REQUIRED TASK
Repeat the listing in full, preserving every character.

☆ ☆ ☆ ☆ ☆ ☆ ☆

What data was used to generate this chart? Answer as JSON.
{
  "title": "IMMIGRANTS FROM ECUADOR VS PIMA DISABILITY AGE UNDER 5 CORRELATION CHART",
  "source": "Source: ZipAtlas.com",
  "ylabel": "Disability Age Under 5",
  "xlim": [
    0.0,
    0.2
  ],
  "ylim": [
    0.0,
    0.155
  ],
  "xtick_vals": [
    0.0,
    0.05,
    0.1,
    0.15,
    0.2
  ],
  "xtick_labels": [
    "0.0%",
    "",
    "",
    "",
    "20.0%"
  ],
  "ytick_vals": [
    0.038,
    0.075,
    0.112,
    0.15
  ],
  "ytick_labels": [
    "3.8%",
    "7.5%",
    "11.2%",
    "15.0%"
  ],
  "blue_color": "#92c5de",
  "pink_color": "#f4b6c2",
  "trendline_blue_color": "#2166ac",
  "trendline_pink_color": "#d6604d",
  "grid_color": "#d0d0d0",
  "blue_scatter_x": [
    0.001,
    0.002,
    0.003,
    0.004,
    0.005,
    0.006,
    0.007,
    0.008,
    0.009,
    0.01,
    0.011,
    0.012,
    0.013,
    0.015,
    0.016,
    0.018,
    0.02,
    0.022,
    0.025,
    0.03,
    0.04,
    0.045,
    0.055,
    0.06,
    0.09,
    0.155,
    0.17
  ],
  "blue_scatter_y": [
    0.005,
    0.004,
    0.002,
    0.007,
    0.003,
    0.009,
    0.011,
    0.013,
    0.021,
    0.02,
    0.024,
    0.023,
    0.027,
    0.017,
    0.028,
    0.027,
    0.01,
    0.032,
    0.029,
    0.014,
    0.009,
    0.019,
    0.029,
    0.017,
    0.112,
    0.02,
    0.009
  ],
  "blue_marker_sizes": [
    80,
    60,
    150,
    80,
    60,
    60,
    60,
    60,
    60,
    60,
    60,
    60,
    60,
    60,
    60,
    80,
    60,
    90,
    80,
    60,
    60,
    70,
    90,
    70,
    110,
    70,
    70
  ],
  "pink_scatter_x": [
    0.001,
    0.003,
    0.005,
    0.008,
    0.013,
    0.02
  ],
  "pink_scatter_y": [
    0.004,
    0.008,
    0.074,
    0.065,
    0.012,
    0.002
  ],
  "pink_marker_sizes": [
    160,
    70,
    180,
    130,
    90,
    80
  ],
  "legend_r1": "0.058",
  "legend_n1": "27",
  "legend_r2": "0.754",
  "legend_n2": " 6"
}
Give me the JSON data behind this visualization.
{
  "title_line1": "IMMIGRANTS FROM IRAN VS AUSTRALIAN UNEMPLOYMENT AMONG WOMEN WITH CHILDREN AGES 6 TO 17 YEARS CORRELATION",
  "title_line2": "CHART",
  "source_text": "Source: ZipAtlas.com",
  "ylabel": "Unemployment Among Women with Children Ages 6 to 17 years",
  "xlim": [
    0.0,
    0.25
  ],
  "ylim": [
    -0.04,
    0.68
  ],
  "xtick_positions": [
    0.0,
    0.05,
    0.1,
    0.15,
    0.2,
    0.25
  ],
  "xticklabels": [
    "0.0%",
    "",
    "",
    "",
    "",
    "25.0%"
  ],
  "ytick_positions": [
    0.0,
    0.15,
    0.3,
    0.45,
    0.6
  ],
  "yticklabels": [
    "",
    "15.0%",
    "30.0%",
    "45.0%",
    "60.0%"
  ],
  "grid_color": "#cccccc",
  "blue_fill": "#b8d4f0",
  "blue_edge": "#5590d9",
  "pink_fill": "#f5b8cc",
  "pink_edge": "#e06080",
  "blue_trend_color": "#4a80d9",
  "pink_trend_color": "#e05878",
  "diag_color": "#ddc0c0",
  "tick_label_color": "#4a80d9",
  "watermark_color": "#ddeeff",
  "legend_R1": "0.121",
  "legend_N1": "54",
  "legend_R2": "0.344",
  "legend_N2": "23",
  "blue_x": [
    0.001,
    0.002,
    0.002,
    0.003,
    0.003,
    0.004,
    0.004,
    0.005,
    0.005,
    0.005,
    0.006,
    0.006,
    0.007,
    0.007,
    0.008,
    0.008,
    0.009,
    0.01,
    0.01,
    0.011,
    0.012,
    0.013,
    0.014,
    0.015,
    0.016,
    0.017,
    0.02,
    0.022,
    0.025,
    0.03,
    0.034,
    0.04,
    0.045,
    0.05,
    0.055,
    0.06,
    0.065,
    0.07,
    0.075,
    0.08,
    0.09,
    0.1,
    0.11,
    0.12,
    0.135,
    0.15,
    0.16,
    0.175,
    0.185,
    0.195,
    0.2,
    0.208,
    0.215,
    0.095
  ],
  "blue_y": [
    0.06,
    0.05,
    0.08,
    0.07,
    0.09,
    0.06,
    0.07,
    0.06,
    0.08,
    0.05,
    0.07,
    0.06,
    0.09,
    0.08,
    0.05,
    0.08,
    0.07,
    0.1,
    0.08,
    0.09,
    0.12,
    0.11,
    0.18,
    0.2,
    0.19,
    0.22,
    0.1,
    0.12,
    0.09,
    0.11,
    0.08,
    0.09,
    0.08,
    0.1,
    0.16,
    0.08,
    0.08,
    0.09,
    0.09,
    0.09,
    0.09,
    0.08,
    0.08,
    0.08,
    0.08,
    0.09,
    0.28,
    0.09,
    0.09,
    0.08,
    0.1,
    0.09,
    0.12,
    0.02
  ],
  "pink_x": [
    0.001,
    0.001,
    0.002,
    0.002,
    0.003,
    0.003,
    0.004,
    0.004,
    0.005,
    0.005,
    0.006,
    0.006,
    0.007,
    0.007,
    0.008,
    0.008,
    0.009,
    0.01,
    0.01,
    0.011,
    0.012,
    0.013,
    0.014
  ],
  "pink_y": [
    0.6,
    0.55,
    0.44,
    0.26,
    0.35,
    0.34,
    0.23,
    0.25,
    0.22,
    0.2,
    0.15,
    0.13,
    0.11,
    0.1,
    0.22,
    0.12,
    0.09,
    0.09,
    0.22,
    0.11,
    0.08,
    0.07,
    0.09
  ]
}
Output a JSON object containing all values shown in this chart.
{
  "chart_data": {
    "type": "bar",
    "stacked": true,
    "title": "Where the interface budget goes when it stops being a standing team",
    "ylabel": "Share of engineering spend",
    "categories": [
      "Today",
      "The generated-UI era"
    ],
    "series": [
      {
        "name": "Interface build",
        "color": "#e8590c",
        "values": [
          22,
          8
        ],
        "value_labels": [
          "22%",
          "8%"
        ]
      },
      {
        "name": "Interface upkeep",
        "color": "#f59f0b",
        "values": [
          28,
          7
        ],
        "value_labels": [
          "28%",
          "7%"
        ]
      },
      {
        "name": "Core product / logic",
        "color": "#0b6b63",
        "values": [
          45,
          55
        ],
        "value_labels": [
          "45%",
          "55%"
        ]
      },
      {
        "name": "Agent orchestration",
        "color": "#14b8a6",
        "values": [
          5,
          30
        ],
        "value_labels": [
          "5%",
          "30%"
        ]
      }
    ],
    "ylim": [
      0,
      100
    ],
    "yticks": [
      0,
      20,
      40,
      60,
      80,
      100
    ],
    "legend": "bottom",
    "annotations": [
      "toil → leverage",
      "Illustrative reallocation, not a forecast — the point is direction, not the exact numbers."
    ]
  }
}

☆ ☆ ☆ ☆ ☆ ☆ ☆

TASK OUTPUT
What data was used to generate this chart? Answer as JSON.
{
  "title": "IMMIGRANTS FROM ECUADOR VS PIMA DISABILITY AGE UNDER 5 CORRELATION CHART",
  "source": "Source: ZipAtlas.com",
  "ylabel": "Disability Age Under 5",
  "xlim": [
    0.0,
    0.2
  ],
  "ylim": [
    0.0,
    0.155
  ],
  "xtick_vals": [
    0.0,
    0.05,
    0.1,
    0.15,
    0.2
  ],
  "xtick_labels": [
    "0.0%",
    "",
    "",
    "",
    "20.0%"
  ],
  "ytick_vals": [
    0.038,
    0.075,
    0.112,
    0.15
  ],
  "ytick_labels": [
    "3.8%",
    "7.5%",
    "11.2%",
    "15.0%"
  ],
  "blue_color": "#92c5de",
  "pink_color": "#f4b6c2",
  "trendline_blue_color": "#2166ac",
  "trendline_pink_color": "#d6604d",
  "grid_color": "#d0d0d0",
  "blue_scatter_x": [
    0.001,
    0.002,
    0.003,
    0.004,
    0.005,
    0.006,
    0.007,
    0.008,
    0.009,
    0.01,
    0.011,
    0.012,
    0.013,
    0.015,
    0.016,
    0.018,
    0.02,
    0.022,
    0.025,
    0.03,
    0.04,
    0.045,
    0.055,
    0.06,
    0.09,
    0.155,
    0.17
  ],
  "blue_scatter_y": [
    0.005,
    0.004,
    0.002,
    0.007,
    0.003,
    0.009,
    0.011,
    0.013,
    0.021,
    0.02,
    0.024,
    0.023,
    0.027,
    0.017,
    0.028,
    0.027,
    0.01,
    0.032,
    0.029,
    0.014,
    0.009,
    0.019,
    0.029,
    0.017,
    0.112,
    0.02,
    0.009
  ],
  "blue_marker_sizes": [
    80,
    60,
    150,
    80,
    60,
    60,
    60,
    60,
    60,
    60,
    60,
    60,
    60,
    60,
    60,
    80,
    60,
    90,
    80,
    60,
    60,
    70,
    90,
    70,
    110,
    70,
    70
  ],
  "pink_scatter_x": [
    0.001,
    0.003,
    0.005,
    0.008,
    0.013,
    0.02
  ],
  "pink_scatter_y": [
    0.004,
    0.008,
    0.074,
    0.065,
    0.012,
    0.002
  ],
  "pink_marker_sizes": [
    160,
    70,
    180,
    130,
    90,
    80
  ],
  "legend_r1": "0.058",
  "legend_n1": "27",
  "legend_r2": "0.754",
  "legend_n2": " 6"
}
Give me the JSON data behind this visualization.
{
  "title_line1": "IMMIGRANTS FROM IRAN VS AUSTRALIAN UNEMPLOYMENT AMONG WOMEN WITH CHILDREN AGES 6 TO 17 YEARS CORRELATION",
  "title_line2": "CHART",
  "source_text": "Source: ZipAtlas.com",
  "ylabel": "Unemployment Among Women with Children Ages 6 to 17 years",
  "xlim": [
    0.0,
    0.25
  ],
  "ylim": [
    -0.04,
    0.68
  ],
  "xtick_positions": [
    0.0,
    0.05,
    0.1,
    0.15,
    0.2,
    0.25
  ],
  "xticklabels": [
    "0.0%",
    "",
    "",
    "",
    "",
    "25.0%"
  ],
  "ytick_positions": [
    0.0,
    0.15,
    0.3,
    0.45,
    0.6
  ],
  "yticklabels": [
    "",
    "15.0%",
    "30.0%",
    "45.0%",
    "60.0%"
  ],
  "grid_color": "#cccccc",
  "blue_fill": "#b8d4f0",
  "blue_edge": "#5590d9",
  "pink_fill": "#f5b8cc",
  "pink_edge": "#e06080",
  "blue_trend_color": "#4a80d9",
  "pink_trend_color": "#e05878",
  "diag_color": "#ddc0c0",
  "tick_label_color": "#4a80d9",
  "watermark_color": "#ddeeff",
  "legend_R1": "0.121",
  "legend_N1": "54",
  "legend_R2": "0.344",
  "legend_N2": "23",
  "blue_x": [
    0.001,
    0.002,
    0.002,
    0.003,
    0.003,
    0.004,
    0.004,
    0.005,
    0.005,
    0.005,
    0.006,
    0.006,
    0.007,
    0.007,
    0.008,
    0.008,
    0.009,
    0.01,
    0.01,
    0.011,
    0.012,
    0.013,
    0.014,
    0.015,
    0.016,
    0.017,
    0.02,
    0.022,
    0.025,
    0.03,
    0.034,
    0.04,
    0.045,
    0.05,
    0.055,
    0.06,
    0.065,
    0.07,
    0.075,
    0.08,
    0.09,
    0.1,
    0.11,
    0.12,
    0.135,
    0.15,
    0.16,
    0.175,
    0.185,
    0.195,
    0.2,
    0.208,
    0.215,
    0.095
  ],
  "blue_y": [
    0.06,
    0.05,
    0.08,
    0.07,
    0.09,
    0.06,
    0.07,
    0.06,
    0.08,
    0.05,
    0.07,
    0.06,
    0.09,
    0.08,
    0.05,
    0.08,
    0.07,
    0.1,
    0.08,
    0.09,
    0.12,
    0.11,
    0.18,
    0.2,
    0.19,
    0.22,
    0.1,
    0.12,
    0.09,
    0.11,
    0.08,
    0.09,
    0.08,
    0.1,
    0.16,
    0.08,
    0.08,
    0.09,
    0.09,
    0.09,
    0.09,
    0.08,
    0.08,
    0.08,
    0.08,
    0.09,
    0.28,
    0.09,
    0.09,
    0.08,
    0.1,
    0.09,
    0.12,
    0.02
  ],
  "pink_x": [
    0.001,
    0.001,
    0.002,
    0.002,
    0.003,
    0.003,
    0.004,
    0.004,
    0.005,
    0.005,
    0.006,
    0.006,
    0.007,
    0.007,
    0.008,
    0.008,
    0.009,
    0.01,
    0.01,
    0.011,
    0.012,
    0.013,
    0.014
  ],
  "pink_y": [
    0.6,
    0.55,
    0.44,
    0.26,
    0.35,
    0.34,
    0.23,
    0.25,
    0.22,
    0.2,
    0.15,
    0.13,
    0.11,
    0.1,
    0.22,
    0.12,
    0.09,
    0.09,
    0.22,
    0.11,
    0.08,
    0.07,
    0.09
  ]
}
Output a JSON object containing all values shown in this chart.
{
  "chart_data": {
    "type": "bar",
    "stacked": true,
    "title": "Where the interface budget goes when it stops being a standing team",
    "ylabel": "Share of engineering spend",
    "categories": [
      "Today",
      "The generated-UI era"
    ],
    "series": [
      {
        "name": "Interface build",
        "color": "#e8590c",
        "values": [
          22,
          8
        ],
        "value_labels": [
          "22%",
          "8%"
        ]
      },
      {
        "name": "Interface upkeep",
        "color": "#f59f0b",
        "values": [
          28,
          7
        ],
        "value_labels": [
          "28%",
          "7%"
        ]
      },
      {
        "name": "Core product / logic",
        "color": "#0b6b63",
        "values": [
          45,
          55
        ],
        "value_labels": [
          "45%",
          "55%"
        ]
      },
      {
        "name": "Agent orchestration",
        "color": "#14b8a6",
        "values": [
          5,
          30
        ],
        "value_labels": [
          "5%",
          "30%"
        ]
      }
    ],
    "ylim": [
      0,
      100
    ],
    "yticks": [
      0,
      20,
      40,
      60,
      80,
      100
    ],
    "legend": "bottom",
    "annotations": [
      "toil → leverage",
      "Illustrative reallocation, not a forecast — the point is direction, not the exact numbers."
    ]
  }
}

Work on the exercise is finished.